> _YOUR OBJECTIVE_: Return a copy of every line in the records that includes the word "Urban".

Chart and figure data
* begin *

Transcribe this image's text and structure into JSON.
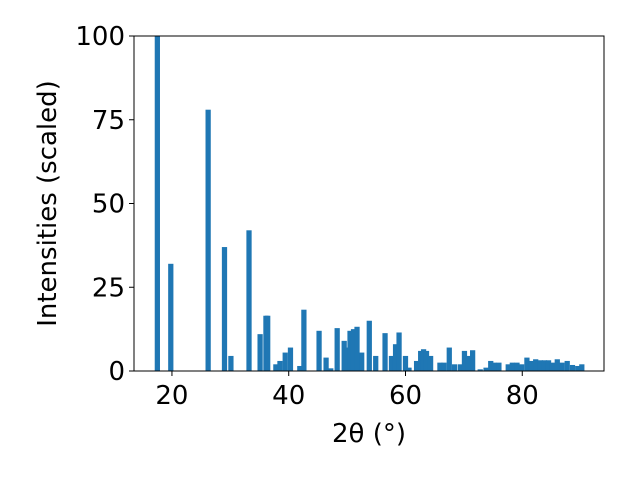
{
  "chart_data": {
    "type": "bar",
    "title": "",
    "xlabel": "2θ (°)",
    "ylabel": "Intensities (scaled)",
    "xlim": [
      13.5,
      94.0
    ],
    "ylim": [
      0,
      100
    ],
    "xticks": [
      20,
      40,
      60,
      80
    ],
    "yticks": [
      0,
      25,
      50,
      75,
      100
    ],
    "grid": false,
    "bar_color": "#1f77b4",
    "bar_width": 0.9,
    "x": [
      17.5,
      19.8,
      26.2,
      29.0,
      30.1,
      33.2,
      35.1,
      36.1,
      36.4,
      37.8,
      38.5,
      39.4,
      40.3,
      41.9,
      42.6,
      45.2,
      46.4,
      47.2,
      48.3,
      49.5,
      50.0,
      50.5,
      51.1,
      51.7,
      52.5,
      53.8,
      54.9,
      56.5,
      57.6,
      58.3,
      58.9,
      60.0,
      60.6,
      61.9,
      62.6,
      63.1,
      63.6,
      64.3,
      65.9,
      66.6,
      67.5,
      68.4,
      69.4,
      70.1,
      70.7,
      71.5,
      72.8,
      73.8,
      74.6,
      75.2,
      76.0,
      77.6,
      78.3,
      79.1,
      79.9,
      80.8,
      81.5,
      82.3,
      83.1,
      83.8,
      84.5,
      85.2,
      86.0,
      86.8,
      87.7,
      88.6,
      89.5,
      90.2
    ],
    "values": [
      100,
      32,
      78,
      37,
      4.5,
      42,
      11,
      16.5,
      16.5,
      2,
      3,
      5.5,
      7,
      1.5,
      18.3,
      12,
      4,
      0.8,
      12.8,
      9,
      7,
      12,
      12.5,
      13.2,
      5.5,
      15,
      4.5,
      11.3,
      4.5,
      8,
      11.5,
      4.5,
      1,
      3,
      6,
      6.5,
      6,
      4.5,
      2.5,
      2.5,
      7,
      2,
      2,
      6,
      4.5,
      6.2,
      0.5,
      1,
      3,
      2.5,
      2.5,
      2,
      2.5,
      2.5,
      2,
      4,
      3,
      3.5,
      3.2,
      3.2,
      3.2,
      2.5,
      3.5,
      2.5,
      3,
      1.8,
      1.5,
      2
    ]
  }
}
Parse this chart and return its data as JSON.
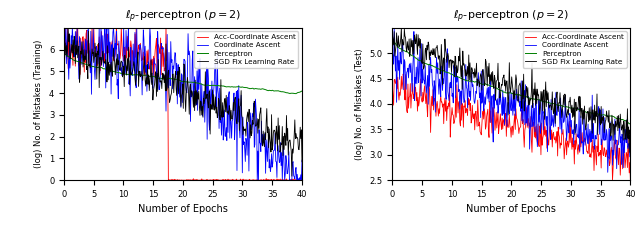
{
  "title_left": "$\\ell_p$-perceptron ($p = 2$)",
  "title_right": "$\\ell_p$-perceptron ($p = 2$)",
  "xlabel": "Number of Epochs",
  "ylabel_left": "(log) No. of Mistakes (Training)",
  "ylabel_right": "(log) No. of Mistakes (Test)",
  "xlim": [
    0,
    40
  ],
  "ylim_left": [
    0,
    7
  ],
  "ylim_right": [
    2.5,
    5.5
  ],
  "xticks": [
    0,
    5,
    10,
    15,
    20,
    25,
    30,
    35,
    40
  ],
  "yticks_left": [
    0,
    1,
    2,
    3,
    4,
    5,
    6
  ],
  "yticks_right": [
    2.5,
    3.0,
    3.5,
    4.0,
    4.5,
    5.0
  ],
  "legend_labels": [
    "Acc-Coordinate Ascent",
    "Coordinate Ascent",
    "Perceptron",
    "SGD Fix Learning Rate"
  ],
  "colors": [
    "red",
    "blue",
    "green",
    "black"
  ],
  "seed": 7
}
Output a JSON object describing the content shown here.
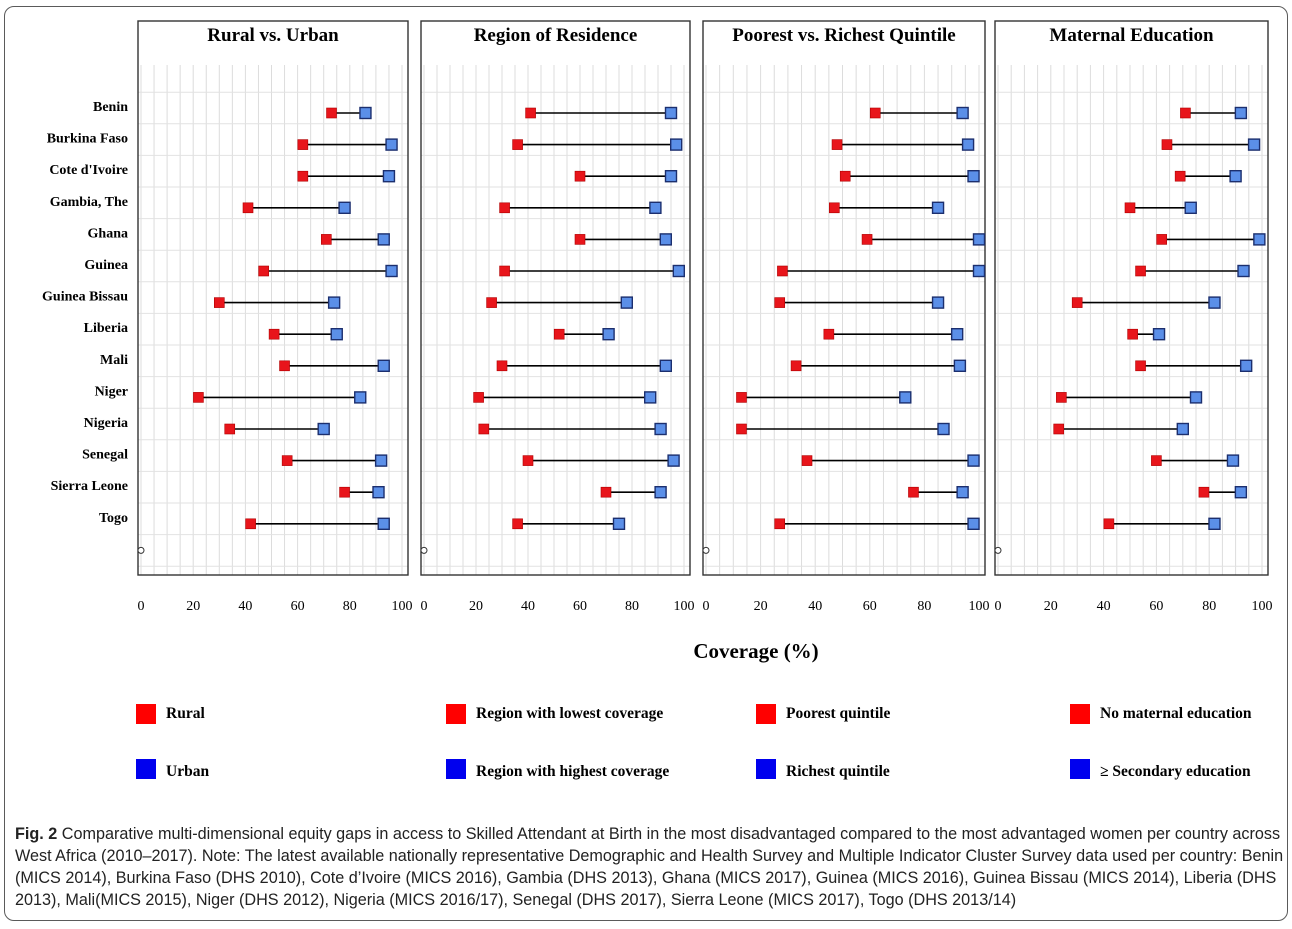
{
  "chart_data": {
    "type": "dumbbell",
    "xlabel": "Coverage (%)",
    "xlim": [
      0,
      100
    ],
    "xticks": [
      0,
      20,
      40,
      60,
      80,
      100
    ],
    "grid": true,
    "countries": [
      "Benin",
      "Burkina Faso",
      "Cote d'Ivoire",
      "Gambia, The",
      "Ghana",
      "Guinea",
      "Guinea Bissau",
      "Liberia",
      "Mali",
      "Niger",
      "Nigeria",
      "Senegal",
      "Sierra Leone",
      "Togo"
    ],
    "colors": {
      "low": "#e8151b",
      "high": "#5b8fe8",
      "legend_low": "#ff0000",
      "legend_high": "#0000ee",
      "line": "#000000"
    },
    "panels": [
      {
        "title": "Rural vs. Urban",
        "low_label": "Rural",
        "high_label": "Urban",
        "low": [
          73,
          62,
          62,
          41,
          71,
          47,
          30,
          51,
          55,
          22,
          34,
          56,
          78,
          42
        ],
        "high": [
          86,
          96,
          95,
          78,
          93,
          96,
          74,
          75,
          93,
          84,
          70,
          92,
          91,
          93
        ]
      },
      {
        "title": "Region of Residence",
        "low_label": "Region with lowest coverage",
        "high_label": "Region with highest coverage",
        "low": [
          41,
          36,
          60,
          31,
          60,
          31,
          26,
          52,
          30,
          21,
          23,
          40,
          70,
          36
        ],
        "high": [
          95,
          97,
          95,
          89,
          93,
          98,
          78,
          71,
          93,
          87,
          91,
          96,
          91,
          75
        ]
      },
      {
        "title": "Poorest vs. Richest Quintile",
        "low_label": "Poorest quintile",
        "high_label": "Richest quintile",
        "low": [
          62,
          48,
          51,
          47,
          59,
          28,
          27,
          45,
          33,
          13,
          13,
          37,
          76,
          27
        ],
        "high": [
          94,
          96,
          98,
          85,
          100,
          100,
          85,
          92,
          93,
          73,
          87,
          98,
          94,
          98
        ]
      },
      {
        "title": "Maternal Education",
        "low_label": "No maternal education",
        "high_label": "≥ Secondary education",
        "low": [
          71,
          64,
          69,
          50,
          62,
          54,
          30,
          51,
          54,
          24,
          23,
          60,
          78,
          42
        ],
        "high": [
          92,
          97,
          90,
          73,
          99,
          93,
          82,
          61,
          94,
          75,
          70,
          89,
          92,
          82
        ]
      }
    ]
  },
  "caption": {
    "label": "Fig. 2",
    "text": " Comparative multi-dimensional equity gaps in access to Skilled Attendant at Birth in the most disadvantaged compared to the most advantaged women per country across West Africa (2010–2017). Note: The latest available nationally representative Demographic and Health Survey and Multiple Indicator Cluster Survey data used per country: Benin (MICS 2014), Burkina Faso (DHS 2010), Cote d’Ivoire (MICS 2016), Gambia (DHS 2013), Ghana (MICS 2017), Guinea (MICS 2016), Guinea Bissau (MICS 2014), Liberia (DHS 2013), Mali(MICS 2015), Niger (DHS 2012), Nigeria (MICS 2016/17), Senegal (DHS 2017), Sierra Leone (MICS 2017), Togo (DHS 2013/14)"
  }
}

* end *
* begin *

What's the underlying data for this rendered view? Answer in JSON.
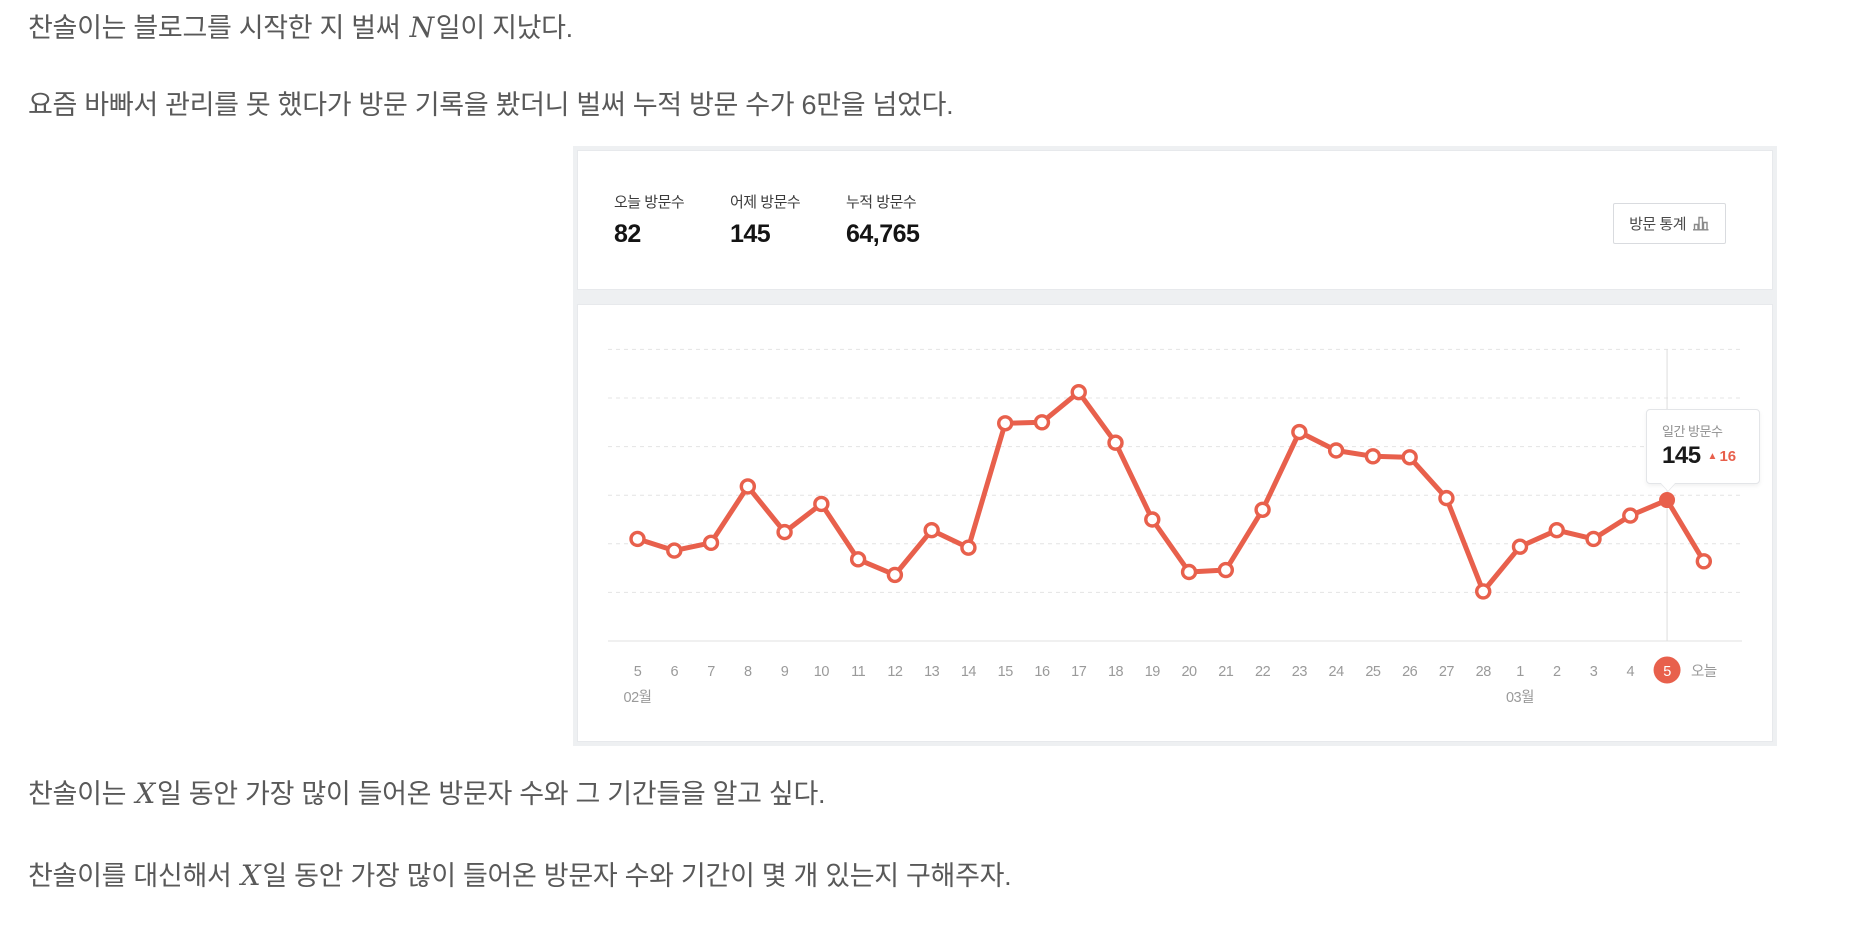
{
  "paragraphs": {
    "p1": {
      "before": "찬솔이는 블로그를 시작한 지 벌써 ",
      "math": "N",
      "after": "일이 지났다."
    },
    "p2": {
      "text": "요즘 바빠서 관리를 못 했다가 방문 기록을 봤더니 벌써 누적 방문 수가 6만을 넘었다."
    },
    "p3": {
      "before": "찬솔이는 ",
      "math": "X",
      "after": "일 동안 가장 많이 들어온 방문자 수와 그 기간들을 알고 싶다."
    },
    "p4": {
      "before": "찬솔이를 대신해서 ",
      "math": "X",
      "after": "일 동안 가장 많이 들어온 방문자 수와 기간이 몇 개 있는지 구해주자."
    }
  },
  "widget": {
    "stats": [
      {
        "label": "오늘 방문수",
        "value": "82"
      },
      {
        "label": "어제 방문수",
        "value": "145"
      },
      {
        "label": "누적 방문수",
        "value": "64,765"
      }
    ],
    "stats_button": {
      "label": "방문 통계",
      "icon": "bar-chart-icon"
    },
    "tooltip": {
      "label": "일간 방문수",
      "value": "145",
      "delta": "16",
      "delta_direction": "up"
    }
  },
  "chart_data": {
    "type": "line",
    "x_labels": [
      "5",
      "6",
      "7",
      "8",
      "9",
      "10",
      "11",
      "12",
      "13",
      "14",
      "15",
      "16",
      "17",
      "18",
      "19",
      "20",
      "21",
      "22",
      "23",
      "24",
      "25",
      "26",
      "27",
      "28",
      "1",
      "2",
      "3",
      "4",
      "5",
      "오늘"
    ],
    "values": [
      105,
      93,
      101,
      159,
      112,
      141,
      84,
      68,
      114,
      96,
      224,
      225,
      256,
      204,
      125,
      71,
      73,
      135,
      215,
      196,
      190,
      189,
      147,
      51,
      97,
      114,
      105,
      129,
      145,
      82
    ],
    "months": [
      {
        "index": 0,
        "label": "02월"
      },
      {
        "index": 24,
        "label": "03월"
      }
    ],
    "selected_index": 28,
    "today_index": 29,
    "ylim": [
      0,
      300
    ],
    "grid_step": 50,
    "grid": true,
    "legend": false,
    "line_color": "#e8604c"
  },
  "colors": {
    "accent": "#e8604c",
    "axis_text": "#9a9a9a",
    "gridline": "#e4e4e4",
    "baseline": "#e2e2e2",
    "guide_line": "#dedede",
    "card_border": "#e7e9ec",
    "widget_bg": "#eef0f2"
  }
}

* end *

> _RESPONSE FOR THIS EXERCISE_:
        "title": "Rural vs. Urban",
        "high_label": "Urban",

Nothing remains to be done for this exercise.